:: Material

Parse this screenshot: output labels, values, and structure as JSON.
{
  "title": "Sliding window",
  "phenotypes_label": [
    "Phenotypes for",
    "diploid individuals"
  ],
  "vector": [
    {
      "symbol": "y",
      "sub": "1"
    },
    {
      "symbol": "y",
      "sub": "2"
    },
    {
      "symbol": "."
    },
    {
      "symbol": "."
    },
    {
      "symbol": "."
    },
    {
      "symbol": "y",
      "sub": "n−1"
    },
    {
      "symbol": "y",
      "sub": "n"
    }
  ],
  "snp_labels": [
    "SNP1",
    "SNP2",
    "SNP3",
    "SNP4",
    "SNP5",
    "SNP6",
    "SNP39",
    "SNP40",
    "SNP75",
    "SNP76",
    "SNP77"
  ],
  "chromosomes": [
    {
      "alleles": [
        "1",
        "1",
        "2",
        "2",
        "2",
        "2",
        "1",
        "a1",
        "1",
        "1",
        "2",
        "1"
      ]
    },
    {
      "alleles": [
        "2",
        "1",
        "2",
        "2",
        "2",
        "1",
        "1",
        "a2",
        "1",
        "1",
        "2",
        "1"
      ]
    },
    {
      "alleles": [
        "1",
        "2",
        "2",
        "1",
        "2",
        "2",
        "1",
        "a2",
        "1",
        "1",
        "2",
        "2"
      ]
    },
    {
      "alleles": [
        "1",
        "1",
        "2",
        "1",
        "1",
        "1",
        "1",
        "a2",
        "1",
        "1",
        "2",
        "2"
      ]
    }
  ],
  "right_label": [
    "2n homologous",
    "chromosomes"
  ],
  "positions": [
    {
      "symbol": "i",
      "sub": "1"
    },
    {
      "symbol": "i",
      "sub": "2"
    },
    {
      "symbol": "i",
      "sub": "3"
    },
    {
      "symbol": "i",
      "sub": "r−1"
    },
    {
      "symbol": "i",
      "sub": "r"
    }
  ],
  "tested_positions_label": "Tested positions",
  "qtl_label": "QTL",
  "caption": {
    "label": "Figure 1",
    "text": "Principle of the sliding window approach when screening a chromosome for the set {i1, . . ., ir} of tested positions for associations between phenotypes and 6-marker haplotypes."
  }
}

::::

- [Aim]:
Type out all of the material again, word for word.

- [Result]:
Parse this screenshot: output labels, values, and structure as JSON.
{
  "title": "Sliding window",
  "phenotypes_label": [
    "Phenotypes for",
    "diploid individuals"
  ],
  "vector": [
    {
      "symbol": "y",
      "sub": "1"
    },
    {
      "symbol": "y",
      "sub": "2"
    },
    {
      "symbol": "."
    },
    {
      "symbol": "."
    },
    {
      "symbol": "."
    },
    {
      "symbol": "y",
      "sub": "n−1"
    },
    {
      "symbol": "y",
      "sub": "n"
    }
  ],
  "snp_labels": [
    "SNP1",
    "SNP2",
    "SNP3",
    "SNP4",
    "SNP5",
    "SNP6",
    "SNP39",
    "SNP40",
    "SNP75",
    "SNP76",
    "SNP77"
  ],
  "chromosomes": [
    {
      "alleles": [
        "1",
        "1",
        "2",
        "2",
        "2",
        "2",
        "1",
        "a1",
        "1",
        "1",
        "2",
        "1"
      ]
    },
    {
      "alleles": [
        "2",
        "1",
        "2",
        "2",
        "2",
        "1",
        "1",
        "a2",
        "1",
        "1",
        "2",
        "1"
      ]
    },
    {
      "alleles": [
        "1",
        "2",
        "2",
        "1",
        "2",
        "2",
        "1",
        "a2",
        "1",
        "1",
        "2",
        "2"
      ]
    },
    {
      "alleles": [
        "1",
        "1",
        "2",
        "1",
        "1",
        "1",
        "1",
        "a2",
        "1",
        "1",
        "2",
        "2"
      ]
    }
  ],
  "right_label": [
    "2n homologous",
    "chromosomes"
  ],
  "positions": [
    {
      "symbol": "i",
      "sub": "1"
    },
    {
      "symbol": "i",
      "sub": "2"
    },
    {
      "symbol": "i",
      "sub": "3"
    },
    {
      "symbol": "i",
      "sub": "r−1"
    },
    {
      "symbol": "i",
      "sub": "r"
    }
  ],
  "tested_positions_label": "Tested positions",
  "qtl_label": "QTL",
  "caption": {
    "label": "Figure 1",
    "text": "Principle of the sliding window approach when screening a chromosome for the set {i1, . . ., ir} of tested positions for associations between phenotypes and 6-marker haplotypes."
  }
}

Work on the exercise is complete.